[Task details]: Skip the pictures and repeat each line of the data exactly.

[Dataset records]
■ ■ ■ ■ ■

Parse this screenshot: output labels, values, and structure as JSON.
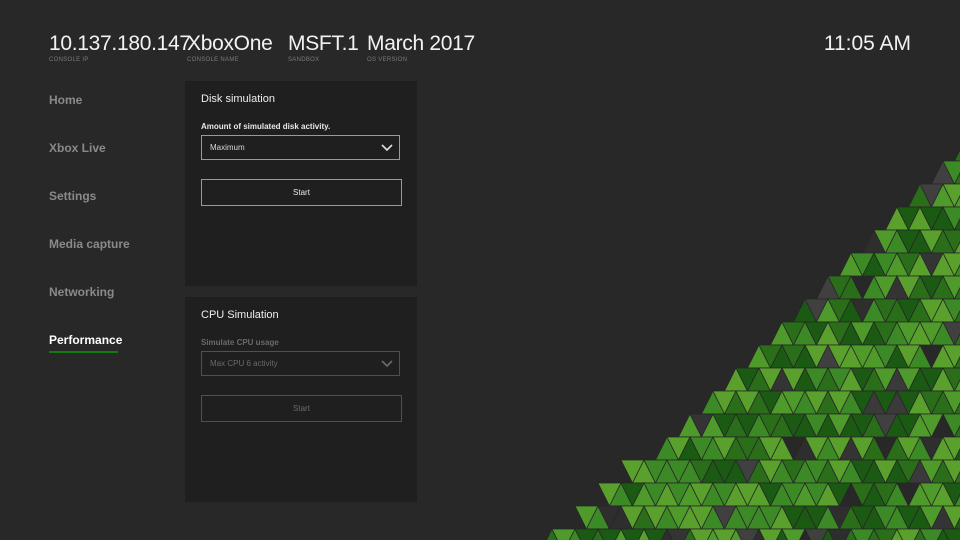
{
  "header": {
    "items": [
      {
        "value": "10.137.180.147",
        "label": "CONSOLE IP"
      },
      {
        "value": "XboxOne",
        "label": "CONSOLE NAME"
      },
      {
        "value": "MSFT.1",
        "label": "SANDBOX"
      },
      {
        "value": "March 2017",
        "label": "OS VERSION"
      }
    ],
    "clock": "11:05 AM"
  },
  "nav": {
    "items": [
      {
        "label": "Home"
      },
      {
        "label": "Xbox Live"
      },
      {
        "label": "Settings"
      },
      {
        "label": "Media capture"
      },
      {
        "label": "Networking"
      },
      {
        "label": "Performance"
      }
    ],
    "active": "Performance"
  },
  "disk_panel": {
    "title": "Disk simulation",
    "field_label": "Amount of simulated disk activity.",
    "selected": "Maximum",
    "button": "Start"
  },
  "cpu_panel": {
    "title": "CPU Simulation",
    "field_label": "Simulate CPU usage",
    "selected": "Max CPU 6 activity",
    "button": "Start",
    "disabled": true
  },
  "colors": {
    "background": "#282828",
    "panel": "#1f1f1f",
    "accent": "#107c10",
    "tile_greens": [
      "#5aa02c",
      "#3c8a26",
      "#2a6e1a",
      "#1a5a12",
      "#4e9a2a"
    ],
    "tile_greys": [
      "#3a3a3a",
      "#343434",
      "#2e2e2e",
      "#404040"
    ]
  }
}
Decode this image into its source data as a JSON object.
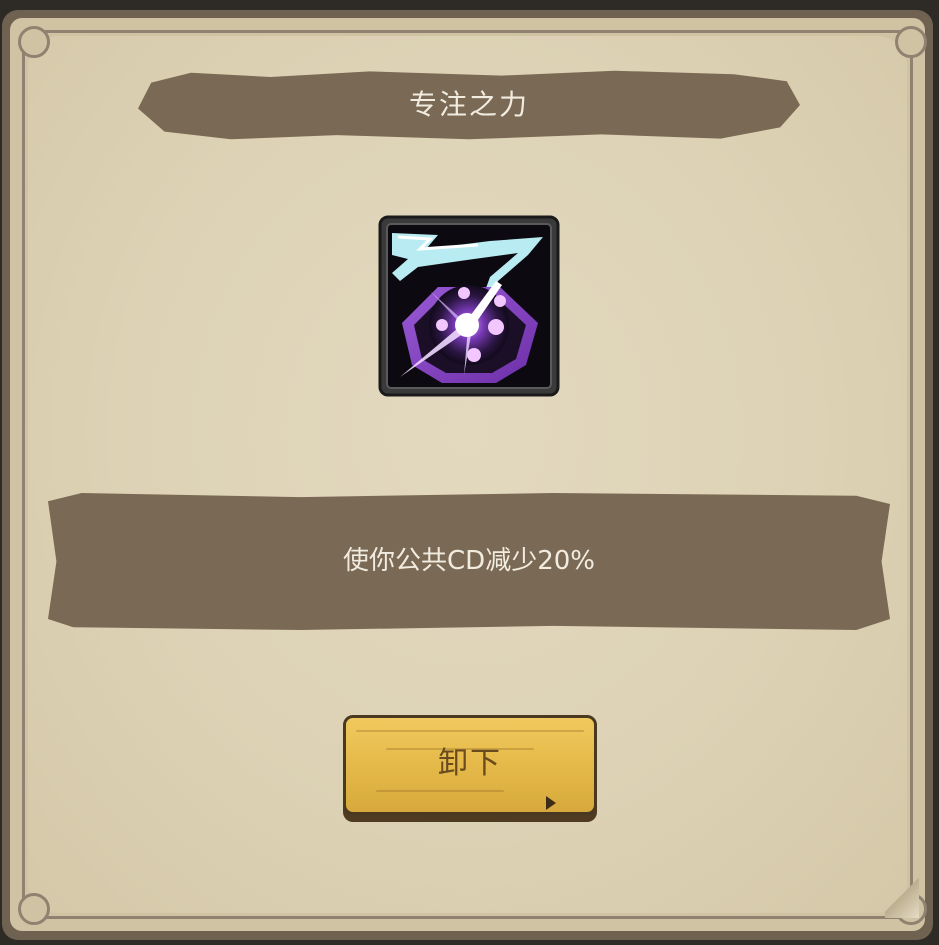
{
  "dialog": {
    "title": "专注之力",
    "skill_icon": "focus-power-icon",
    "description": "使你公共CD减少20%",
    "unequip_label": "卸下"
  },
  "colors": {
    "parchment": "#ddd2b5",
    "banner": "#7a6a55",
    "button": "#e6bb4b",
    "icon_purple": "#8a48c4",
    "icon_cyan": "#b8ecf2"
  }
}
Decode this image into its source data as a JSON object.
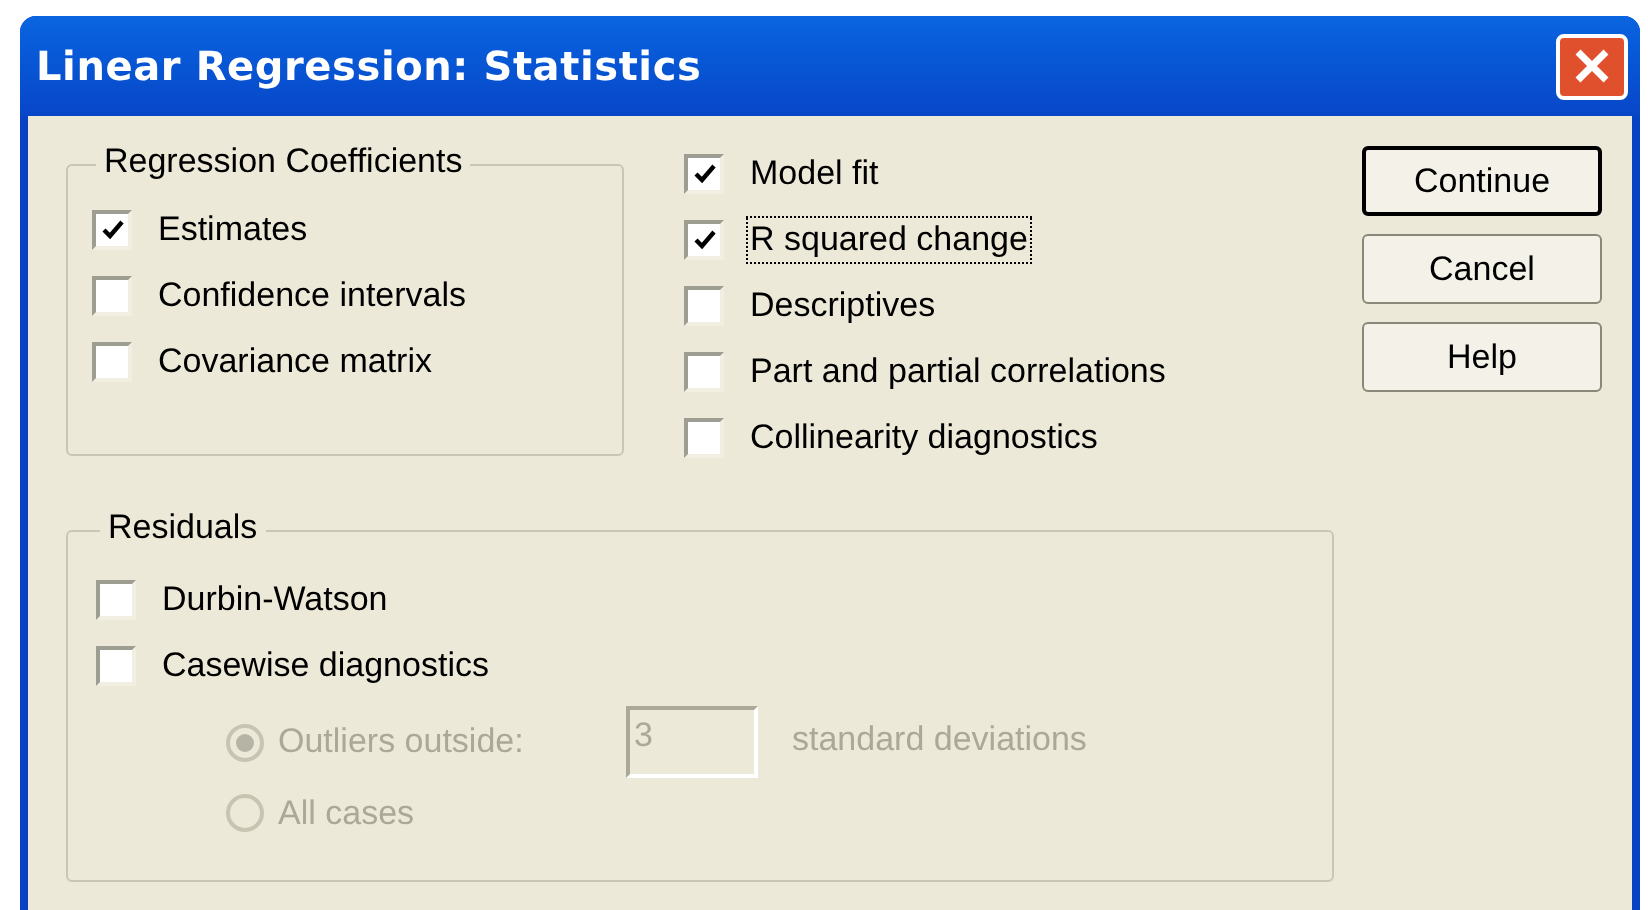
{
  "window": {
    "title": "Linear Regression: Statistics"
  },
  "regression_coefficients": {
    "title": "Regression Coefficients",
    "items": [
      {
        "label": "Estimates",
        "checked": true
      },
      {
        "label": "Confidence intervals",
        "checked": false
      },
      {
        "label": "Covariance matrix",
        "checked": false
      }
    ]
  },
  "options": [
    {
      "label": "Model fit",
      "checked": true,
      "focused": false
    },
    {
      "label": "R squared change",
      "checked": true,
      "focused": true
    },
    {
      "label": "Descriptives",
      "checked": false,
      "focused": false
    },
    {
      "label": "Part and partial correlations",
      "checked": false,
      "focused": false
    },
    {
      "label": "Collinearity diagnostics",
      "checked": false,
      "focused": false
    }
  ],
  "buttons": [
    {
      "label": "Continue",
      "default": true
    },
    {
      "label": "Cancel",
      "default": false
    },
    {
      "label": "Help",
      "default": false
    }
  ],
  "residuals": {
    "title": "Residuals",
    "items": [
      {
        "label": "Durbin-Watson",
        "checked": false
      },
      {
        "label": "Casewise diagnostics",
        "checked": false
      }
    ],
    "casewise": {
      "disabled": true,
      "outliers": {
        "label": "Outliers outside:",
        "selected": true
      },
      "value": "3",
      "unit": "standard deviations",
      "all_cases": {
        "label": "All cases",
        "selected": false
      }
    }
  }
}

■ ■ ■ ■ ■

[Worked solution]:
Parse this screenshot: output labels, values, and structure as JSON.
{
  "header": {
    "items": [
      {
        "value": "10.137.180.147",
        "label": "CONSOLE IP"
      },
      {
        "value": "XboxOne",
        "label": "CONSOLE NAME"
      },
      {
        "value": "MSFT.1",
        "label": "SANDBOX"
      },
      {
        "value": "March 2017",
        "label": "OS VERSION"
      }
    ],
    "clock": "11:05 AM"
  },
  "nav": {
    "items": [
      {
        "label": "Home"
      },
      {
        "label": "Xbox Live"
      },
      {
        "label": "Settings"
      },
      {
        "label": "Media capture"
      },
      {
        "label": "Networking"
      },
      {
        "label": "Performance"
      }
    ],
    "active": "Performance"
  },
  "disk_panel": {
    "title": "Disk simulation",
    "field_label": "Amount of simulated disk activity.",
    "selected": "Maximum",
    "button": "Start"
  },
  "cpu_panel": {
    "title": "CPU Simulation",
    "field_label": "Simulate CPU usage",
    "selected": "Max CPU 6 activity",
    "button": "Start",
    "disabled": true
  },
  "colors": {
    "background": "#282828",
    "panel": "#1f1f1f",
    "accent": "#107c10",
    "tile_greens": [
      "#5aa02c",
      "#3c8a26",
      "#2a6e1a",
      "#1a5a12",
      "#4e9a2a"
    ],
    "tile_greys": [
      "#3a3a3a",
      "#343434",
      "#2e2e2e",
      "#404040"
    ]
  }
}
Decode this image into its source data as a JSON object.
{
  "dialog": {
    "title": "专注之力",
    "skill_icon": "focus-power-icon",
    "description": "使你公共CD减少20%",
    "unequip_label": "卸下"
  },
  "colors": {
    "parchment": "#ddd2b5",
    "banner": "#7a6a55",
    "button": "#e6bb4b",
    "icon_purple": "#8a48c4",
    "icon_cyan": "#b8ecf2"
  }
}
Decode this image into its source data as a JSON object.
{
  "window": {
    "title": "Linear Regression: Statistics"
  },
  "regression_coefficients": {
    "title": "Regression Coefficients",
    "items": [
      {
        "label": "Estimates",
        "checked": true
      },
      {
        "label": "Confidence intervals",
        "checked": false
      },
      {
        "label": "Covariance matrix",
        "checked": false
      }
    ]
  },
  "options": [
    {
      "label": "Model fit",
      "checked": true,
      "focused": false
    },
    {
      "label": "R squared change",
      "checked": true,
      "focused": true
    },
    {
      "label": "Descriptives",
      "checked": false,
      "focused": false
    },
    {
      "label": "Part and partial correlations",
      "checked": false,
      "focused": false
    },
    {
      "label": "Collinearity diagnostics",
      "checked": false,
      "focused": false
    }
  ],
  "buttons": [
    {
      "label": "Continue",
      "default": true
    },
    {
      "label": "Cancel",
      "default": false
    },
    {
      "label": "Help",
      "default": false
    }
  ],
  "residuals": {
    "title": "Residuals",
    "items": [
      {
        "label": "Durbin-Watson",
        "checked": false
      },
      {
        "label": "Casewise diagnostics",
        "checked": false
      }
    ],
    "casewise": {
      "disabled": true,
      "outliers": {
        "label": "Outliers outside:",
        "selected": true
      },
      "value": "3",
      "unit": "standard deviations",
      "all_cases": {
        "label": "All cases",
        "selected": false
      }
    }
  }
}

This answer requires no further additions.